◆ **Document section**:

◆ ◆ ◆ ◆ ◆ ◆ ◆

Carson played drums on the psychobilly band Tiger Army's debut album Tiger Army. Bandmate Davey Havok and Rancid's Tim Armstrong also contributed backing vocals to the album. The album was released on October 26, 1999.

On September 19, 2000, AFI released The Art of Drowning, which debuted on the Billboard charts at number 174, and peaked at number 9 on the Heatseekers chart. It continued to touch base with the horror punk genre, but expanded into styles that were a departure from previous works. The album brought the band unprecedented success in the underground scene, selling in excess of 100,000 copies. "The Days of the Phoenix" was released as a single and video and had some moderate mainstream success, garnering the band more TV and radio airplay.

In 2002, AFI left Nitro Records. A&R Luke Wood signed them to DreamWorks Records. Their first album for the label, Sing the Sorrow, was released in 2003. The songs "Girl's Not Grey", "The Leaving Song Pt. II", and "Silver and Cold" had some Billboard chart success and exposed the band to even larger audiences. They were nominated in the 2003 MTV Video Music Awards for the MTV2 award category for the "Girl's Not Grey" video, which came to be their first VMA.

In June 2006, AFI's seventh studio album, Decemberunderground, was released on Interscope Records. The album's first single "Miss Murder" reached No. 1 on the Billboard Modern Rock Charts. The release reflected the continually changing and growing fan base of the band, and the album debuted as No. 1 on the Billboard 200. The album has been certified Gold by the RIAA for sales of over 500,000 copies of the album.

AFI's eighth album, Crash Love, was released on September 29, 2009. The first single from the album, "Medicate", was released on August 25, 2009, and reached No. 7 on the Billboard Alternative Songs Chart. The album yielded a second single, "Beautiful Thieves", which peaked at No. 23. The album was very well received by critics.

◆ ◆ ◆ ◆ ◆ ◆ ◆

◆ **Activity**: Reproduce the text on AFI's albums word for word, beginning at "Carson played drums" and ending after "October 26, 1999.". The listing comes from a separate, unrelated source.

◆ ◆ ◆ ◆ ◆ ◆ ◆

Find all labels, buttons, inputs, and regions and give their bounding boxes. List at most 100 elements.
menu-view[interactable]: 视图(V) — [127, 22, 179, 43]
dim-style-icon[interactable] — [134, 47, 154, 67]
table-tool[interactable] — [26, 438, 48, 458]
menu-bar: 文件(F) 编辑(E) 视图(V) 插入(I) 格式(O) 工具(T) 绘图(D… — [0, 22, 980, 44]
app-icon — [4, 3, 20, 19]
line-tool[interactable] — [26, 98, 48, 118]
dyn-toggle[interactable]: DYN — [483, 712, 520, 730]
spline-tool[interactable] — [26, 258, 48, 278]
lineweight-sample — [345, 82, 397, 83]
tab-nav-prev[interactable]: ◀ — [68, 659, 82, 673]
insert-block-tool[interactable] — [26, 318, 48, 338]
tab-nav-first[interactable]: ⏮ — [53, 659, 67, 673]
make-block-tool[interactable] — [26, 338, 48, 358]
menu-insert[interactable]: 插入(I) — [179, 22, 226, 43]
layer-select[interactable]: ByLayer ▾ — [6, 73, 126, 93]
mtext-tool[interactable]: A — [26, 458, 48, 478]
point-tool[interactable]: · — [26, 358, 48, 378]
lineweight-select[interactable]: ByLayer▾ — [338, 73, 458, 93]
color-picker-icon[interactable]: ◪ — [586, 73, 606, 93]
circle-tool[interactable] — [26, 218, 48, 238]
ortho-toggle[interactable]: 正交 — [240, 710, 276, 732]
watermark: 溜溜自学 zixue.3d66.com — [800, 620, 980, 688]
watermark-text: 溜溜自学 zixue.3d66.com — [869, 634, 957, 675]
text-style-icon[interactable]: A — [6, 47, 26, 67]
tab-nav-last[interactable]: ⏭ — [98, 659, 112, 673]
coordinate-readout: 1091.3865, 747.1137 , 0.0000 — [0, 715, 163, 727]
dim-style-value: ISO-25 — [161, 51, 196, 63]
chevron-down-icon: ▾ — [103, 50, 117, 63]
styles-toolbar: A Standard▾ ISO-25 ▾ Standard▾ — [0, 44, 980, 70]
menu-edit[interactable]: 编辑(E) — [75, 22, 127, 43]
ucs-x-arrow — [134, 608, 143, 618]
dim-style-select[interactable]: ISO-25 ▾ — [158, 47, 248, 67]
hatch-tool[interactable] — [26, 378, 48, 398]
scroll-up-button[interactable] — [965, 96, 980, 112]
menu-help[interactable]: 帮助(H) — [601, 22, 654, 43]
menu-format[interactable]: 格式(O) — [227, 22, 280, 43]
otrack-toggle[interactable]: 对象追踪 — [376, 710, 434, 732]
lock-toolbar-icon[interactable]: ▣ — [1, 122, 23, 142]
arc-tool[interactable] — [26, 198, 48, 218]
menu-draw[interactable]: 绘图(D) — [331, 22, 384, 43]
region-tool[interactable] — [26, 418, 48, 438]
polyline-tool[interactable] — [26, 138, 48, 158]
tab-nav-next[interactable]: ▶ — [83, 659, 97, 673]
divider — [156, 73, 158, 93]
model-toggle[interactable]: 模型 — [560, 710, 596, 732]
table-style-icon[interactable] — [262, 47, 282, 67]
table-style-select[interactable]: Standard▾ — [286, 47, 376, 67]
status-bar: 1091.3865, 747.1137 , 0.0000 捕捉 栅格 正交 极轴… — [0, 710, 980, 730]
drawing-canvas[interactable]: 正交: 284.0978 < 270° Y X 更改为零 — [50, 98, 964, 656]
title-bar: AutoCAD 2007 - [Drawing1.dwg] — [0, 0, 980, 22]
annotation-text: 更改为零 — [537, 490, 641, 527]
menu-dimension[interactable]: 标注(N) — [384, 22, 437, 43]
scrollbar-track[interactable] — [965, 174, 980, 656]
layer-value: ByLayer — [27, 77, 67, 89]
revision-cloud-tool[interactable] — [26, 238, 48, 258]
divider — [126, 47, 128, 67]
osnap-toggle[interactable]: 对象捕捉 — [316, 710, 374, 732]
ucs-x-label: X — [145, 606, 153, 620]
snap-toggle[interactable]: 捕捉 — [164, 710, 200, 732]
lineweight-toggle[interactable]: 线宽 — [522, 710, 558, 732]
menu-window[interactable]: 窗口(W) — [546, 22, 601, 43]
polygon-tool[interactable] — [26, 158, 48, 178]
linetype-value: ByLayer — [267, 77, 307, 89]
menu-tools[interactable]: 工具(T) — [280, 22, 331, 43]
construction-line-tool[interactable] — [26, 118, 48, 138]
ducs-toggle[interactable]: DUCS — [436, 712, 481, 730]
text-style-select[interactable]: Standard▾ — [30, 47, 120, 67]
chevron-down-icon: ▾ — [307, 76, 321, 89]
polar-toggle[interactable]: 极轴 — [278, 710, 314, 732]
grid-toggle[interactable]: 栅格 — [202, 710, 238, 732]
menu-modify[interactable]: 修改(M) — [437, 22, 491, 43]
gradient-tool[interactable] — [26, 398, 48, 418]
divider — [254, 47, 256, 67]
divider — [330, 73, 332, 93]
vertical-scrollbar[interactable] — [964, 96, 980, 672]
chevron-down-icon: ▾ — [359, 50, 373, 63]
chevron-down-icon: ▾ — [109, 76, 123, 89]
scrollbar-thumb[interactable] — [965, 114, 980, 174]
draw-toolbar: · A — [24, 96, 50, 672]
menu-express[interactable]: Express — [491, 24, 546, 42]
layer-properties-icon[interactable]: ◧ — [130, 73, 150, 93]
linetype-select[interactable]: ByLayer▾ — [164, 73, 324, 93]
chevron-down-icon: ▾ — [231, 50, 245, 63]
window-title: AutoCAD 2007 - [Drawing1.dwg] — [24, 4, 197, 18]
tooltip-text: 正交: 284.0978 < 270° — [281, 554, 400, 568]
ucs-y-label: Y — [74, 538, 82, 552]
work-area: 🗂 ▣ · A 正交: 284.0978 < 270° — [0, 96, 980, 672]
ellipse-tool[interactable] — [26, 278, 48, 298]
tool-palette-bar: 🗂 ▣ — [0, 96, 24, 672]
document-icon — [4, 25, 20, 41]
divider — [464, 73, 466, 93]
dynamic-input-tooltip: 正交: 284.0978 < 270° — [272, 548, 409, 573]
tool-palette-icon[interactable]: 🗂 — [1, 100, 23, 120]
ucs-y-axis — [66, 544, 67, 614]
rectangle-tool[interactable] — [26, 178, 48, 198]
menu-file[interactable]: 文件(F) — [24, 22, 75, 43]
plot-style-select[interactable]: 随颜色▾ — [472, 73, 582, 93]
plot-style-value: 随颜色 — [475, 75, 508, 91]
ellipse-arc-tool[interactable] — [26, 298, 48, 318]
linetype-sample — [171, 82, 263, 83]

◆ ◆ ◆ ◆ ◆ ◆ ◆

◆ **Answer to this exercise**:
Carson played drums on the psychobilly band Tiger Army's debut album Tiger Army. Bandmate Davey Havok and Rancid's Tim Armstrong also contributed backing vocals to the album. The album was released on October 26, 1999.